[Saved data entries]

============================================================

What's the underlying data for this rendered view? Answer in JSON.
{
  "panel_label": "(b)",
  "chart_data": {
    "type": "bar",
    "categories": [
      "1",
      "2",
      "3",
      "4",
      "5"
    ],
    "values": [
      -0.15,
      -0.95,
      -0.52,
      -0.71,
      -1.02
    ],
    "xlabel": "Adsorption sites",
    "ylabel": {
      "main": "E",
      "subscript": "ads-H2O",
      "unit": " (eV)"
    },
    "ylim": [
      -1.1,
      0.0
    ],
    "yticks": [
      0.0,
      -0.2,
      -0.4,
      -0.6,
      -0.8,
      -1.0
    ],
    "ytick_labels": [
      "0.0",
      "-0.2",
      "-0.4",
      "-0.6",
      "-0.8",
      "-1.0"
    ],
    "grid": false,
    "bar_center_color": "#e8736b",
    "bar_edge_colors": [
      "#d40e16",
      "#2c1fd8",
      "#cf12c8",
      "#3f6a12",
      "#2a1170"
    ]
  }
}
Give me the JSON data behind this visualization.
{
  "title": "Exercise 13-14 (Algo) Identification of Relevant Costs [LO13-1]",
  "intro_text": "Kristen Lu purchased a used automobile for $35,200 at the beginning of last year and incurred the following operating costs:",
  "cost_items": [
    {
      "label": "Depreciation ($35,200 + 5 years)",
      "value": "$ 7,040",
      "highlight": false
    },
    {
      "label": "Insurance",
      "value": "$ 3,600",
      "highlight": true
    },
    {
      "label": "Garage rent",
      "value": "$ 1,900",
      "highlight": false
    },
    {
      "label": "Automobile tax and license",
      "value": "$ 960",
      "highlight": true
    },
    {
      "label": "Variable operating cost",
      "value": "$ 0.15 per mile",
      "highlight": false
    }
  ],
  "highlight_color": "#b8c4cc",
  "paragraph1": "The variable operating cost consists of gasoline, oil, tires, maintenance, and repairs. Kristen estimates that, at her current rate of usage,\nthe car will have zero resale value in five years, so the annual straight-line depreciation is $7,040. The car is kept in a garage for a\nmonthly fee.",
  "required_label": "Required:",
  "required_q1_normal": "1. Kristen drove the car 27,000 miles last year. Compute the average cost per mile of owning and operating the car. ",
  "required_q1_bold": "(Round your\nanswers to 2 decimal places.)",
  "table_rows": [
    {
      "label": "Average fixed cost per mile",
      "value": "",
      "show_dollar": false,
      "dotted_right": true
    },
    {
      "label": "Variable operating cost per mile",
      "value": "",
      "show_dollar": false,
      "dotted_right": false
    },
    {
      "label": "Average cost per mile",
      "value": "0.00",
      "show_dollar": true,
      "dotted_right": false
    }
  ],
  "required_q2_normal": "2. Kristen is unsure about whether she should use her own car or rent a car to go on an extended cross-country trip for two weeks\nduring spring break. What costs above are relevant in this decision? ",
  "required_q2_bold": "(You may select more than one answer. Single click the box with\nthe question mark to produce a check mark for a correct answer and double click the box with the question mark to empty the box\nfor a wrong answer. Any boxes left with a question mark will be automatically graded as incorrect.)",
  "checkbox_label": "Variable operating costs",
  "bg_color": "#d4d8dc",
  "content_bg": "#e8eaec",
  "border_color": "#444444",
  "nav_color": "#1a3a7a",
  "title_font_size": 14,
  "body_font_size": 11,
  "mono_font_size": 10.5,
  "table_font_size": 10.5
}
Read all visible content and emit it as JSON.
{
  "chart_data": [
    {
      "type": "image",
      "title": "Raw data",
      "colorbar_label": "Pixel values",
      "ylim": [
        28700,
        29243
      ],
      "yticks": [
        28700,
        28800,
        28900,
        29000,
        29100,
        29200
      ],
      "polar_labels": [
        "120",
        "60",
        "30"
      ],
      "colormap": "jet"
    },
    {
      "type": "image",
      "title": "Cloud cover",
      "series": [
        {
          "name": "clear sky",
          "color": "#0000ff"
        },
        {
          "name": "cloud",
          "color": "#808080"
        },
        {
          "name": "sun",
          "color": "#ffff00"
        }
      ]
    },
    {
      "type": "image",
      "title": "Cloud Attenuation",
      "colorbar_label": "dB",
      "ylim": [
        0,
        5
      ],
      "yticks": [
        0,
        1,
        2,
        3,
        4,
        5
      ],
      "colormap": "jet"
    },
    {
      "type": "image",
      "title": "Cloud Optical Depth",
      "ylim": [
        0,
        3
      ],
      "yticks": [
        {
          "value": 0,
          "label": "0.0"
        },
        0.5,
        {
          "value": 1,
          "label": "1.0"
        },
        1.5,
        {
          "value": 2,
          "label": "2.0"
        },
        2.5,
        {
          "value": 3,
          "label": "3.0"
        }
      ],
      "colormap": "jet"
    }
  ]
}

============================================================

■ SHORT EXERCISE
Transcribe each entry precisely, missing none.

■ THE RESPONSE
What's the underlying data for this rendered view? Answer in JSON.
{
  "panel_label": "(b)",
  "chart_data": {
    "type": "bar",
    "categories": [
      "1",
      "2",
      "3",
      "4",
      "5"
    ],
    "values": [
      -0.15,
      -0.95,
      -0.52,
      -0.71,
      -1.02
    ],
    "xlabel": "Adsorption sites",
    "ylabel": {
      "main": "E",
      "subscript": "ads-H2O",
      "unit": " (eV)"
    },
    "ylim": [
      -1.1,
      0.0
    ],
    "yticks": [
      0.0,
      -0.2,
      -0.4,
      -0.6,
      -0.8,
      -1.0
    ],
    "ytick_labels": [
      "0.0",
      "-0.2",
      "-0.4",
      "-0.6",
      "-0.8",
      "-1.0"
    ],
    "grid": false,
    "bar_center_color": "#e8736b",
    "bar_edge_colors": [
      "#d40e16",
      "#2c1fd8",
      "#cf12c8",
      "#3f6a12",
      "#2a1170"
    ]
  }
}
Give me the JSON data behind this visualization.
{
  "title": "Exercise 13-14 (Algo) Identification of Relevant Costs [LO13-1]",
  "intro_text": "Kristen Lu purchased a used automobile for $35,200 at the beginning of last year and incurred the following operating costs:",
  "cost_items": [
    {
      "label": "Depreciation ($35,200 + 5 years)",
      "value": "$ 7,040",
      "highlight": false
    },
    {
      "label": "Insurance",
      "value": "$ 3,600",
      "highlight": true
    },
    {
      "label": "Garage rent",
      "value": "$ 1,900",
      "highlight": false
    },
    {
      "label": "Automobile tax and license",
      "value": "$ 960",
      "highlight": true
    },
    {
      "label": "Variable operating cost",
      "value": "$ 0.15 per mile",
      "highlight": false
    }
  ],
  "highlight_color": "#b8c4cc",
  "paragraph1": "The variable operating cost consists of gasoline, oil, tires, maintenance, and repairs. Kristen estimates that, at her current rate of usage,\nthe car will have zero resale value in five years, so the annual straight-line depreciation is $7,040. The car is kept in a garage for a\nmonthly fee.",
  "required_label": "Required:",
  "required_q1_normal": "1. Kristen drove the car 27,000 miles last year. Compute the average cost per mile of owning and operating the car. ",
  "required_q1_bold": "(Round your\nanswers to 2 decimal places.)",
  "table_rows": [
    {
      "label": "Average fixed cost per mile",
      "value": "",
      "show_dollar": false,
      "dotted_right": true
    },
    {
      "label": "Variable operating cost per mile",
      "value": "",
      "show_dollar": false,
      "dotted_right": false
    },
    {
      "label": "Average cost per mile",
      "value": "0.00",
      "show_dollar": true,
      "dotted_right": false
    }
  ],
  "required_q2_normal": "2. Kristen is unsure about whether she should use her own car or rent a car to go on an extended cross-country trip for two weeks\nduring spring break. What costs above are relevant in this decision? ",
  "required_q2_bold": "(You may select more than one answer. Single click the box with\nthe question mark to produce a check mark for a correct answer and double click the box with the question mark to empty the box\nfor a wrong answer. Any boxes left with a question mark will be automatically graded as incorrect.)",
  "checkbox_label": "Variable operating costs",
  "bg_color": "#d4d8dc",
  "content_bg": "#e8eaec",
  "border_color": "#444444",
  "nav_color": "#1a3a7a",
  "title_font_size": 14,
  "body_font_size": 11,
  "mono_font_size": 10.5,
  "table_font_size": 10.5
}
Read all visible content and emit it as JSON.
{
  "chart_data": [
    {
      "type": "image",
      "title": "Raw data",
      "colorbar_label": "Pixel values",
      "ylim": [
        28700,
        29243
      ],
      "yticks": [
        28700,
        28800,
        28900,
        29000,
        29100,
        29200
      ],
      "polar_labels": [
        "120",
        "60",
        "30"
      ],
      "colormap": "jet"
    },
    {
      "type": "image",
      "title": "Cloud cover",
      "series": [
        {
          "name": "clear sky",
          "color": "#0000ff"
        },
        {
          "name": "cloud",
          "color": "#808080"
        },
        {
          "name": "sun",
          "color": "#ffff00"
        }
      ]
    },
    {
      "type": "image",
      "title": "Cloud Attenuation",
      "colorbar_label": "dB",
      "ylim": [
        0,
        5
      ],
      "yticks": [
        0,
        1,
        2,
        3,
        4,
        5
      ],
      "colormap": "jet"
    },
    {
      "type": "image",
      "title": "Cloud Optical Depth",
      "ylim": [
        0,
        3
      ],
      "yticks": [
        {
          "value": 0,
          "label": "0.0"
        },
        0.5,
        {
          "value": 1,
          "label": "1.0"
        },
        1.5,
        {
          "value": 2,
          "label": "2.0"
        },
        2.5,
        {
          "value": 3,
          "label": "3.0"
        }
      ],
      "colormap": "jet"
    }
  ]
}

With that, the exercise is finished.